● **Task input**:
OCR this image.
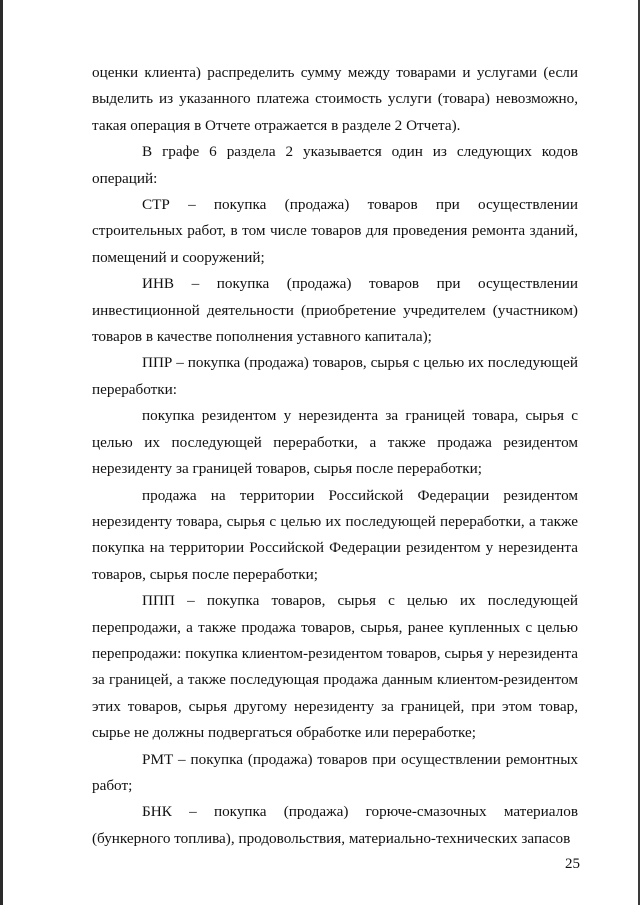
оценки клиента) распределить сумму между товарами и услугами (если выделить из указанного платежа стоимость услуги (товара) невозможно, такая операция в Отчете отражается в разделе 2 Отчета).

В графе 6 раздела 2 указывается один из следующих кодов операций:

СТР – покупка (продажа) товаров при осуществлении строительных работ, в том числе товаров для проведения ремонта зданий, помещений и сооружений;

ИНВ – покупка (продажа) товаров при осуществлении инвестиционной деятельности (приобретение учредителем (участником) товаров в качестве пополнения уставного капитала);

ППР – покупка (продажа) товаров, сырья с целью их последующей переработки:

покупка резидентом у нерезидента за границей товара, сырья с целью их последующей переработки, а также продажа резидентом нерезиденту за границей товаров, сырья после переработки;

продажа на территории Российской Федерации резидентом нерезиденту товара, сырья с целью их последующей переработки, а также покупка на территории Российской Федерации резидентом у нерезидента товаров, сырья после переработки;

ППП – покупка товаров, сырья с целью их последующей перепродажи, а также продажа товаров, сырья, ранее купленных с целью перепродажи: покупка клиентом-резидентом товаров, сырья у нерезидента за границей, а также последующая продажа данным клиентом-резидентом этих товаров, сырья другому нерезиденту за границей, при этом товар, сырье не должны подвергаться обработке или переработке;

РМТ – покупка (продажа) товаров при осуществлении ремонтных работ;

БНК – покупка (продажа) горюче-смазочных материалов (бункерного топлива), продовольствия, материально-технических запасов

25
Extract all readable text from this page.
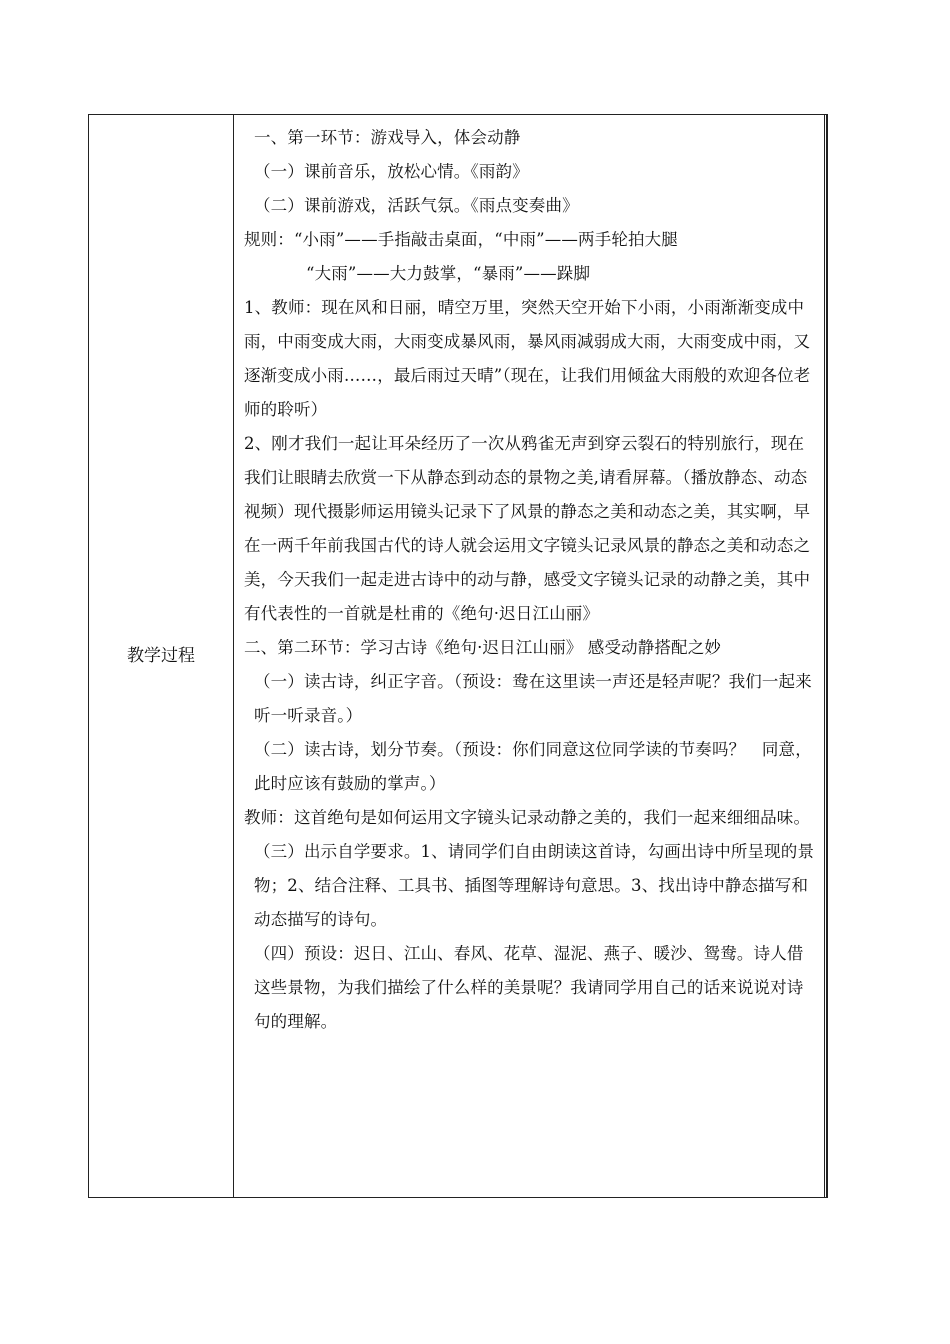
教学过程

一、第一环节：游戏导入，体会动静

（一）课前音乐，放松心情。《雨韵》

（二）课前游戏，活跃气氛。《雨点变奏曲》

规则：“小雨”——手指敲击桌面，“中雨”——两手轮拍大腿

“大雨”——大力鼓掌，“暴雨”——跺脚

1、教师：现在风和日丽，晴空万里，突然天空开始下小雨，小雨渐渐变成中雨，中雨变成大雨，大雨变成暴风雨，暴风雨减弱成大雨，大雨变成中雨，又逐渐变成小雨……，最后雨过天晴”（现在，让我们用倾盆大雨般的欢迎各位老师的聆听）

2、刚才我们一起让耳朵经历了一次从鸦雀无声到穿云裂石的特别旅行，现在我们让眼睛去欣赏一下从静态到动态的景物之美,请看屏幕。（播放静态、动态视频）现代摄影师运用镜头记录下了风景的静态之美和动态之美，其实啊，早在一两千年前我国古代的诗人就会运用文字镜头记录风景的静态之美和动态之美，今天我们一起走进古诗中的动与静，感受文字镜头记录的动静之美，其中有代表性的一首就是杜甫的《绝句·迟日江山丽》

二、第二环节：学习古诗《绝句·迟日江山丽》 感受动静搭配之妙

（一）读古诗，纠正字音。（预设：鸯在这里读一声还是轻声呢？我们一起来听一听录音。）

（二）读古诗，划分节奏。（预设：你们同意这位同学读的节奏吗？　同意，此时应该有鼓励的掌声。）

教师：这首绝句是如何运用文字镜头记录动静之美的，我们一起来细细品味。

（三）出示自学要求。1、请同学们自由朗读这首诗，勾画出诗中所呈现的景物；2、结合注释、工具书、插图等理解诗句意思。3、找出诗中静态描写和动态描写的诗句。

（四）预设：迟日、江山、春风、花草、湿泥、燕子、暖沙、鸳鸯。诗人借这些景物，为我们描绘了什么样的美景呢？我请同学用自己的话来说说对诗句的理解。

--

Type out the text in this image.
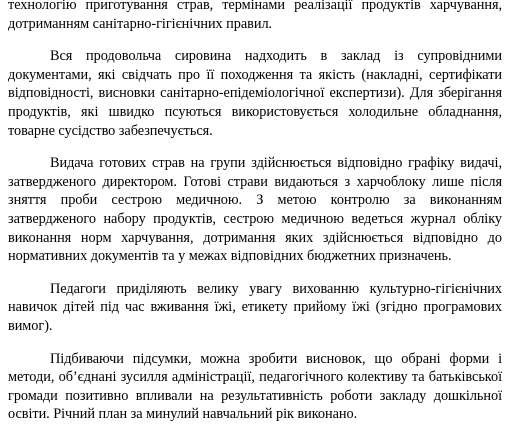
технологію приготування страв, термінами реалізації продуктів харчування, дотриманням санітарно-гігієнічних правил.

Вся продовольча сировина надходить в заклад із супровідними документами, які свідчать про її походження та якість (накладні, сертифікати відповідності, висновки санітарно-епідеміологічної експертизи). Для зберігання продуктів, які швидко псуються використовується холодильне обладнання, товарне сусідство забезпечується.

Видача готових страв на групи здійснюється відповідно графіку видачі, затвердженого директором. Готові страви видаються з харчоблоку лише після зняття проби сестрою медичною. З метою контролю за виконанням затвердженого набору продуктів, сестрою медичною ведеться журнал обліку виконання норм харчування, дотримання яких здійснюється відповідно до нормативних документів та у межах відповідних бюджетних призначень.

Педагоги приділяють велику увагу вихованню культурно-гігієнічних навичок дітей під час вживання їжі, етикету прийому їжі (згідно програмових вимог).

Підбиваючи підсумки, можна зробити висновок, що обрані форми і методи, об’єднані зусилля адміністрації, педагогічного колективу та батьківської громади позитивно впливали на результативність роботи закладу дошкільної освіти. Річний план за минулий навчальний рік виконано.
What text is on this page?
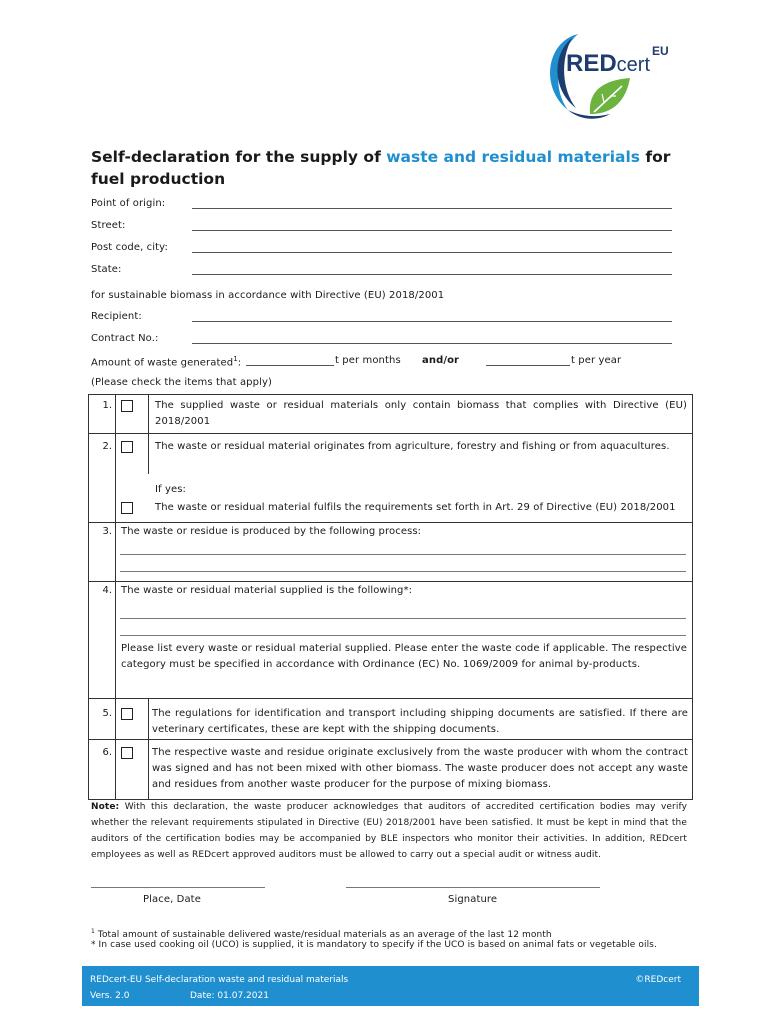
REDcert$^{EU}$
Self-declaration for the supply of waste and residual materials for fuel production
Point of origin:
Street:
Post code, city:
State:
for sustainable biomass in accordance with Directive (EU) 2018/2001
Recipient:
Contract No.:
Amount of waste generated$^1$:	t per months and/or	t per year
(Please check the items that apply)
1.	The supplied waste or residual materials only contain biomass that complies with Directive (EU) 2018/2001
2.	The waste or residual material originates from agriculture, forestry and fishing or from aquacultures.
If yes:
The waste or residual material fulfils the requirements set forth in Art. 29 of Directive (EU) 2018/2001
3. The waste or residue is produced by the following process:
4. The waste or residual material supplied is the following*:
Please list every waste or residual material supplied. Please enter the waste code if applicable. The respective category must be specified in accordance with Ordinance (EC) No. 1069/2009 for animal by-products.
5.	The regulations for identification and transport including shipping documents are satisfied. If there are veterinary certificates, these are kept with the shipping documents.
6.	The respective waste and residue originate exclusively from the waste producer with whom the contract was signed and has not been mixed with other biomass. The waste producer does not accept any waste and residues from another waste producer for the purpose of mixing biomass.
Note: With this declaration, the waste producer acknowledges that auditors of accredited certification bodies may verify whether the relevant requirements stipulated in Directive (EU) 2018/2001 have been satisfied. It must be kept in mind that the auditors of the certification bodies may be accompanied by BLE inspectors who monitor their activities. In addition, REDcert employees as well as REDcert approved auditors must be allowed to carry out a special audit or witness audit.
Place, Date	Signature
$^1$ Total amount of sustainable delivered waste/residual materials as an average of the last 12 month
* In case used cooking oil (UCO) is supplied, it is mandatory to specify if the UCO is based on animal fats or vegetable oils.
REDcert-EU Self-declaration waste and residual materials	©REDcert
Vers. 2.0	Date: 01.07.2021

● **Written problem**:
Scan the material and collect every line that contains "sustainable".

● **Response to this exercise**:
for sustainable biomass in accordance with Directive (EU) 2018/2001
$^1$ Total amount of sustainable delivered waste/residual materials as an average of the last 12 month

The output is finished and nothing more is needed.